> _PROVIDED DATA_:
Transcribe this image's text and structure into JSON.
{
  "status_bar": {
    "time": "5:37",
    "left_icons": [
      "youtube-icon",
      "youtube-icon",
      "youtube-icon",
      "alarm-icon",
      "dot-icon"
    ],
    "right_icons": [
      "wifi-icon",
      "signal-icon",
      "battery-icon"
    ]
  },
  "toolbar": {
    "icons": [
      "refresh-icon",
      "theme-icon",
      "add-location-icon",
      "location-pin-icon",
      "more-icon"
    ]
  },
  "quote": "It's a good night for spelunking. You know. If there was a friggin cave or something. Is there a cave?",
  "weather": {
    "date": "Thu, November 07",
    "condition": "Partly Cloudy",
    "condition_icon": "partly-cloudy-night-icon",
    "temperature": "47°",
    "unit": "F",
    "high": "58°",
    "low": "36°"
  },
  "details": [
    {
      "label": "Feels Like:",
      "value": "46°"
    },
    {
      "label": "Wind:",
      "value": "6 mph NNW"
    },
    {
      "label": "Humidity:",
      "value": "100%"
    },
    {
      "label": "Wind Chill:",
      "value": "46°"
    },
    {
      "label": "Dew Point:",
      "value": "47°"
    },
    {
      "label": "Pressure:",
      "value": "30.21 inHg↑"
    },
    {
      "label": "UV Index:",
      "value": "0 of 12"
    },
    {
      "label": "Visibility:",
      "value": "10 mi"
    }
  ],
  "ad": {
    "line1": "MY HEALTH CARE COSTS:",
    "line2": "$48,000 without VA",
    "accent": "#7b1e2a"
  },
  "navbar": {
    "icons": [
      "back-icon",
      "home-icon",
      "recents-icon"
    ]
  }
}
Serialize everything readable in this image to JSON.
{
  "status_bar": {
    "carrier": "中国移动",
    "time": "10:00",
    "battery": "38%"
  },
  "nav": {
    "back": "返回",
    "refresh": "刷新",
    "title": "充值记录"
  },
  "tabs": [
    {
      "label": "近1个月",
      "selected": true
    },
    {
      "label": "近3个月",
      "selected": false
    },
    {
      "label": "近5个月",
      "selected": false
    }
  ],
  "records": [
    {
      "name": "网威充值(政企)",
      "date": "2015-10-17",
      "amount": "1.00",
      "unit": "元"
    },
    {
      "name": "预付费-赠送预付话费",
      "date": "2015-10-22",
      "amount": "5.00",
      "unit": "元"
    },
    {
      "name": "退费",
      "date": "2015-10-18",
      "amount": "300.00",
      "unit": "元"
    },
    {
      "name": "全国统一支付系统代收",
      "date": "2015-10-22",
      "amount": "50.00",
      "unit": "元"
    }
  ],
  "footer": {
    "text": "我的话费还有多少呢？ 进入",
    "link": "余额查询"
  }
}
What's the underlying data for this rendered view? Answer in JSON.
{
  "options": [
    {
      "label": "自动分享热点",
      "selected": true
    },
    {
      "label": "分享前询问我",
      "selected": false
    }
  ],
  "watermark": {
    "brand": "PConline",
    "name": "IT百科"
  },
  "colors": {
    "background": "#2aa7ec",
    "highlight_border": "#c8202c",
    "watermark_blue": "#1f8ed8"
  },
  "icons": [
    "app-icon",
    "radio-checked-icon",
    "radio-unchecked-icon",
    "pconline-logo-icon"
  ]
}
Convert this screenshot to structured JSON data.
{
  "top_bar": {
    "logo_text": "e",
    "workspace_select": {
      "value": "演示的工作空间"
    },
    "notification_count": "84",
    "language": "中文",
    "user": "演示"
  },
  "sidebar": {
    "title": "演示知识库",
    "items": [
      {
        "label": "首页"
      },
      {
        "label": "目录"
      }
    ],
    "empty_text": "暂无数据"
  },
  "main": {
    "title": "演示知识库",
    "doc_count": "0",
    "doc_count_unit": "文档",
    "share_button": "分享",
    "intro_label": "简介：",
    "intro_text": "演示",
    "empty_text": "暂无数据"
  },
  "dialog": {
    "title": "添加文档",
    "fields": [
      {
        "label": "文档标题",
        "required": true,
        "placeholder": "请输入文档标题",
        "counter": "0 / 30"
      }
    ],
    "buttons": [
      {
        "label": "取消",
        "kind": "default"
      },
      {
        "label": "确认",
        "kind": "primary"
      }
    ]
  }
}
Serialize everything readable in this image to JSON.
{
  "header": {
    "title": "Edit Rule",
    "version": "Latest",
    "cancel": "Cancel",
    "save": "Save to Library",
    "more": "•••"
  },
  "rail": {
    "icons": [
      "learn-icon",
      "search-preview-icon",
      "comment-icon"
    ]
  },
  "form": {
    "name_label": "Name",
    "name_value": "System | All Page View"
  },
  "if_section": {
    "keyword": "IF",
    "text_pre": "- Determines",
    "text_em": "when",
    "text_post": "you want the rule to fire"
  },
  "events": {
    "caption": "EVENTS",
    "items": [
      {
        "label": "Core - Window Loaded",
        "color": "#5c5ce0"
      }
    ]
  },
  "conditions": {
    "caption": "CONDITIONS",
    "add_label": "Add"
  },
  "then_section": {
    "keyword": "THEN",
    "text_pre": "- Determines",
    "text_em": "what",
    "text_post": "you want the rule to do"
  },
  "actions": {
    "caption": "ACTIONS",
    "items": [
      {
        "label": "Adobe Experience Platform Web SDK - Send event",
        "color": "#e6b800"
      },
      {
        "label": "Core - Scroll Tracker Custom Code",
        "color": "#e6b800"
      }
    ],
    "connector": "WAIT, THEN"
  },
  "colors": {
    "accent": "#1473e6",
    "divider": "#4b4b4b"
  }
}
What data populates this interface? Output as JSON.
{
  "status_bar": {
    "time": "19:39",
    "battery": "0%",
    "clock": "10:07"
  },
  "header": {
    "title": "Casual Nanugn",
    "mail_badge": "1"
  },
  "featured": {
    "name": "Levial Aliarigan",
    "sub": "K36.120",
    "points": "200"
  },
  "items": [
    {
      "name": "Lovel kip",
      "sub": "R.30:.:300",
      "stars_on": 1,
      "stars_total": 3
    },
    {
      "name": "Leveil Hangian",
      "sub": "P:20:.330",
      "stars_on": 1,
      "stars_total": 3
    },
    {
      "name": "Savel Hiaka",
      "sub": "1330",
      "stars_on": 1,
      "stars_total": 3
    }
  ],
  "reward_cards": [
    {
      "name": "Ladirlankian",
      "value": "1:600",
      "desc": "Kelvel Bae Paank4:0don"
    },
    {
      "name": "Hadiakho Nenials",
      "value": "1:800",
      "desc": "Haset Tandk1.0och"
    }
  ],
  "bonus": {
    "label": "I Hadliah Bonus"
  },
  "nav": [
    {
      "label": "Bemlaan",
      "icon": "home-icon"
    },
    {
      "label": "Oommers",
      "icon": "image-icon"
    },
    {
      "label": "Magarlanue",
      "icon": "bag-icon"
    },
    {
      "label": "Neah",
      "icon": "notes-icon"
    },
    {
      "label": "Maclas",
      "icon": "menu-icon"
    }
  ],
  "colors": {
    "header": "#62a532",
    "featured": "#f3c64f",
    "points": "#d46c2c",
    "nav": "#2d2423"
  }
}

> _STATED GOAL_:
Check each line of the records for "Core" and copy the ones that contain it.

> _RIGHT ANSWER_:
        "label": "Core - Window Loaded",
        "label": "Core - Scroll Tracker Custom Code",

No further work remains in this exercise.